[Excerpt provided]:
Ramita Navai (born July 21, 1973) is an Emmy and Robert F. Kennedy award-winning British-Iranian journalist, documentary producer and author. She has reported from over forty countries and has a reputation for investigations and work in hostile environments.

Early life
Ramita Navai was born in Tehran, Iran. She moved to London after the Iranian Revolution.

Career
After a postgraduate degree in journalism at City University, London, where she won the Broadcast Journalism Training Council Young Journalist of the Year award, Navai worked as the Tehran correspondent for The Times from 2003–06, where she covered events including the Bam earthquake, and parliamentary and presidential elections. She has reported from more than forty countries, including reporting for the UN in Iran, Pakistan and Iraqi Kurdistan. She has made twenty documentaries for Channel 4's current affairs series Unreported World.  For ITN / Channel 4 News  she has made various features, including investigating child trafficking in India, and police gang killings in Brazil. Her report Macedonia: Tracking Down the Refugee Kidnap Gangs won the London Foreign Press Association for News Story of the Year: TV award, the Royal Television Society for The Independent Award.

More recently she has reported on ISIS in Iraq (2017), and the UN Peacekeepers in the Central African Republic and the Democratic Republic of the Congo (2018). She has written for many publications including The Times, The Sunday Times, The Guardian, The Independent, the New Statesman, The Irish Times.

In 2012 she won an Emmy award for her undercover report from Syria for PBS's Frontline. In September 2014 she appeared on The Daily Show with Jon Stewart.

[Dataset content]:
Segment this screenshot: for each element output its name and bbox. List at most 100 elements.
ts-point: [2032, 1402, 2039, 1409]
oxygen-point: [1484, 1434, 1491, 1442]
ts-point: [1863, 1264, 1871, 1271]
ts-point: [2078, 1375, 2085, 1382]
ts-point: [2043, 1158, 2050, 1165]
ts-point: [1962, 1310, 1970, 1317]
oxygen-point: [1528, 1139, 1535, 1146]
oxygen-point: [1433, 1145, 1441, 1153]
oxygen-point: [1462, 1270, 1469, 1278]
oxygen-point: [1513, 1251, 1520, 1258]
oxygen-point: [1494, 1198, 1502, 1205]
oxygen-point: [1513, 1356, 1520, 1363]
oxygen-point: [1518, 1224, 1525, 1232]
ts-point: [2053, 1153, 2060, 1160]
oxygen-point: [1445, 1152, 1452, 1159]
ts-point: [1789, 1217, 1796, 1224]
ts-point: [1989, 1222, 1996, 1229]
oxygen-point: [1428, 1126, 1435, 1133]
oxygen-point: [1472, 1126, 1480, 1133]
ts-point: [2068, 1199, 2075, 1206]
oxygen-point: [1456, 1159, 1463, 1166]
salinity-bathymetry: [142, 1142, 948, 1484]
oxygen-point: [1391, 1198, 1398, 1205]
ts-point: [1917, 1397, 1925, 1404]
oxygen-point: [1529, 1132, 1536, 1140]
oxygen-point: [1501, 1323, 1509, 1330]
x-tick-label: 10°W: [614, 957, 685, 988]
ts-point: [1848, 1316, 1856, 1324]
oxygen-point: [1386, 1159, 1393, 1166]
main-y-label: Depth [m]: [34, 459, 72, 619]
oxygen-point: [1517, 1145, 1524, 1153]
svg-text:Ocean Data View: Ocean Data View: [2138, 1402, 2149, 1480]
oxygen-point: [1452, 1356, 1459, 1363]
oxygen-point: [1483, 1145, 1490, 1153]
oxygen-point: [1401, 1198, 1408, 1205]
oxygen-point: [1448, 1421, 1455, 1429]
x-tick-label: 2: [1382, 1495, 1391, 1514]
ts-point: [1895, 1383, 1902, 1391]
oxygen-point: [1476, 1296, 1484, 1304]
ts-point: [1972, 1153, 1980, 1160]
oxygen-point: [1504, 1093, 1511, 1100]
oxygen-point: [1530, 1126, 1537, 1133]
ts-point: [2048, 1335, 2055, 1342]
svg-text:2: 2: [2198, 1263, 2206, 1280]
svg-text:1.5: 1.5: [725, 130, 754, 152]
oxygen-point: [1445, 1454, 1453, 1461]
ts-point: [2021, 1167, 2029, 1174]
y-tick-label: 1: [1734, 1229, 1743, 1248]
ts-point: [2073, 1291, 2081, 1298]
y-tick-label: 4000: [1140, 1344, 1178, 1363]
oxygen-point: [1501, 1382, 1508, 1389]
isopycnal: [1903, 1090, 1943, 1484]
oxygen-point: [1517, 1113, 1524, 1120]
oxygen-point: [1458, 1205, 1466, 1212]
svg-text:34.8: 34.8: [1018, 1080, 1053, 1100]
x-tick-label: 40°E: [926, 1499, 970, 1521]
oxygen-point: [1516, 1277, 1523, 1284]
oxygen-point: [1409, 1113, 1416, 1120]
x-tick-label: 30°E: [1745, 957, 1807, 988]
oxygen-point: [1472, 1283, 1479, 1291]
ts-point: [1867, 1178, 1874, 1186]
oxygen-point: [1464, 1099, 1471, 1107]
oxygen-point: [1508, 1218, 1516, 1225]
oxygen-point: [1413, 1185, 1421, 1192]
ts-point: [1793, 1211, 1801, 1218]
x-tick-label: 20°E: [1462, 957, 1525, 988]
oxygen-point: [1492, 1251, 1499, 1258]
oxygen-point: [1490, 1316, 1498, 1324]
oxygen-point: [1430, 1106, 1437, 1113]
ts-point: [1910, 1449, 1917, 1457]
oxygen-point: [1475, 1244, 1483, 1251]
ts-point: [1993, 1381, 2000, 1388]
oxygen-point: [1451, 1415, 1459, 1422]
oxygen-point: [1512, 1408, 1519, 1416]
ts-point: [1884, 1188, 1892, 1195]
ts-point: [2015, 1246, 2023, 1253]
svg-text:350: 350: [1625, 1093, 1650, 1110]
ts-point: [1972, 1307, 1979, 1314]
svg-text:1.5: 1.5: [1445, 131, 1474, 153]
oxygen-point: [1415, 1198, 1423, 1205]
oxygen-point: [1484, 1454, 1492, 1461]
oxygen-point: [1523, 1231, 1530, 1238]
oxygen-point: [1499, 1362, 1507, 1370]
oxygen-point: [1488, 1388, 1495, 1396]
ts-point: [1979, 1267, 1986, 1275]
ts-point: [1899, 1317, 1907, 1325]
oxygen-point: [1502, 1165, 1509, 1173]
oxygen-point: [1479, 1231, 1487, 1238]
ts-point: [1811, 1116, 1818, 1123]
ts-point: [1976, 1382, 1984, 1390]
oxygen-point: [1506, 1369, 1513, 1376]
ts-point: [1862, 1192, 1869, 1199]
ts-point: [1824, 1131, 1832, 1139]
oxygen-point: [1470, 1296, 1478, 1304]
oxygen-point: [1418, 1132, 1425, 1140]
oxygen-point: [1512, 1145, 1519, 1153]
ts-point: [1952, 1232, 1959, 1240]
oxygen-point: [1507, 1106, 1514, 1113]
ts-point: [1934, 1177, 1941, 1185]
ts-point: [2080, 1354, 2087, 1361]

[Task objective]: Copy the Ramita Navai biography starting with "In 2012 she" and going on through "with Jon Stewart.", changing "undercover report" to "undercover investigation". You can set the entries aside.

[Exercise output]:
In 2012 she won an Emmy award for her undercover investigation from Syria for PBS's Frontline. In September 2014 she appeared on The Daily Show with Jon Stewart.